**Data**

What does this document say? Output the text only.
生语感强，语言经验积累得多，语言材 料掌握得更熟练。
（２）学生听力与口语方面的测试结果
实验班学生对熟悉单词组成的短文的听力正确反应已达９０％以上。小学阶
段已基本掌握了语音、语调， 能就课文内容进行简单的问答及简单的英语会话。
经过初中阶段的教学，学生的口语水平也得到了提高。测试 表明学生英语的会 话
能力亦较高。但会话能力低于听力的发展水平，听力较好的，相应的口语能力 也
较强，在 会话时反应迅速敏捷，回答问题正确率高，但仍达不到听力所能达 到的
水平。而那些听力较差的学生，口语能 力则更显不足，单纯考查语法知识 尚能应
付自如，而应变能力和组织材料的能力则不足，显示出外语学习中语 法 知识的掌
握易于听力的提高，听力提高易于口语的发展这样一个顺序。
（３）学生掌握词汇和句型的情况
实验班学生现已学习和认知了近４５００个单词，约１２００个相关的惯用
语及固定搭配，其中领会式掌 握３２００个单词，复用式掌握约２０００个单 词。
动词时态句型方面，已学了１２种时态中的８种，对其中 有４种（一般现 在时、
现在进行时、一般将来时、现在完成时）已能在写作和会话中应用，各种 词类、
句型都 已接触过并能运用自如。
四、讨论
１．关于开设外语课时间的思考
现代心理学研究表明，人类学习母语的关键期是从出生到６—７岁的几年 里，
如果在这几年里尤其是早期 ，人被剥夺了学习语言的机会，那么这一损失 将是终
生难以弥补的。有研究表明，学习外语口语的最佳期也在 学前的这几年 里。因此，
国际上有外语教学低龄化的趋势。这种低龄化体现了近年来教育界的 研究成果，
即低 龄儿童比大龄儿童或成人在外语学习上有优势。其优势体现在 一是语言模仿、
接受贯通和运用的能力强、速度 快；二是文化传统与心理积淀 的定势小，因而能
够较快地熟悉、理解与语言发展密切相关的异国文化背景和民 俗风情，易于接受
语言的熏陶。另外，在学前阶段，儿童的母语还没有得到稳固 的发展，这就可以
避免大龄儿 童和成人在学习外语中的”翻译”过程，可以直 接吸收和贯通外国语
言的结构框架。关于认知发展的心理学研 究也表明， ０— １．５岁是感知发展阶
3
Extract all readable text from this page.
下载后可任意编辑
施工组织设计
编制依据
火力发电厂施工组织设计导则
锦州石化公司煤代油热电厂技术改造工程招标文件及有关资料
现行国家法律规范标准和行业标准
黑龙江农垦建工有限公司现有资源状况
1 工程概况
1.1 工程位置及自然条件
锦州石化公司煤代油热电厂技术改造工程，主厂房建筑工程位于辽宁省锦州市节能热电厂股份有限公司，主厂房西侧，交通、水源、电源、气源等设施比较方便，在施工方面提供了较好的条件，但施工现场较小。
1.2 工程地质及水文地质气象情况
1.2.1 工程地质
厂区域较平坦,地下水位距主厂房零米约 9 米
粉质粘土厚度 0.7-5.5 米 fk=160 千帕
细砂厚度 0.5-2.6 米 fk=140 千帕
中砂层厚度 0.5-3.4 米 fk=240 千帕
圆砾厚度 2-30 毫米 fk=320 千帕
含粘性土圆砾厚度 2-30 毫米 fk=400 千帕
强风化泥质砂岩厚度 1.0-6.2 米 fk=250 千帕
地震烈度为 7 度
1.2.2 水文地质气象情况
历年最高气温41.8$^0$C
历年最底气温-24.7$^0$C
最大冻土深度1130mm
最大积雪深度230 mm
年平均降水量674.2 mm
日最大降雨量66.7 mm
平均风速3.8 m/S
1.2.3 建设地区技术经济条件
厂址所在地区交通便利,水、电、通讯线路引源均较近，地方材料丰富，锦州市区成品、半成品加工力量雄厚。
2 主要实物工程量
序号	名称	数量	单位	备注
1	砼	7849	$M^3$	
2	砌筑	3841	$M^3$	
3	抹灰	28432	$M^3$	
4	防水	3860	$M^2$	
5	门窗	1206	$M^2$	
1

**Given problem**
Take the line with "Extract all readable text from this page." and all lines after it through the end of the records, and write them out exactly; include nothing else.

**Output of the task**
Extract all readable text from this page.
下载后可任意编辑
施工组织设计
编制依据
火力发电厂施工组织设计导则
锦州石化公司煤代油热电厂技术改造工程招标文件及有关资料
现行国家法律规范标准和行业标准
黑龙江农垦建工有限公司现有资源状况
1 工程概况
1.1 工程位置及自然条件
锦州石化公司煤代油热电厂技术改造工程，主厂房建筑工程位于辽宁省锦州市节能热电厂股份有限公司，主厂房西侧，交通、水源、电源、气源等设施比较方便，在施工方面提供了较好的条件，但施工现场较小。
1.2 工程地质及水文地质气象情况
1.2.1 工程地质
厂区域较平坦,地下水位距主厂房零米约 9 米
粉质粘土厚度 0.7-5.5 米 fk=160 千帕
细砂厚度 0.5-2.6 米 fk=140 千帕
中砂层厚度 0.5-3.4 米 fk=240 千帕
圆砾厚度 2-30 毫米 fk=320 千帕
含粘性土圆砾厚度 2-30 毫米 fk=400 千帕
强风化泥质砂岩厚度 1.0-6.2 米 fk=250 千帕
地震烈度为 7 度
1.2.2 水文地质气象情况
历年最高气温41.8$^0$C
历年最底气温-24.7$^0$C
最大冻土深度1130mm
最大积雪深度230 mm
年平均降水量674.2 mm
日最大降雨量66.7 mm
平均风速3.8 m/S
1.2.3 建设地区技术经济条件
厂址所在地区交通便利,水、电、通讯线路引源均较近，地方材料丰富，锦州市区成品、半成品加工力量雄厚。
2 主要实物工程量
序号	名称	数量	单位	备注
1	砼	7849	$M^3$	
2	砌筑	3841	$M^3$	
3	抹灰	28432	$M^3$	
4	防水	3860	$M^2$	
5	门窗	1206	$M^2$	
1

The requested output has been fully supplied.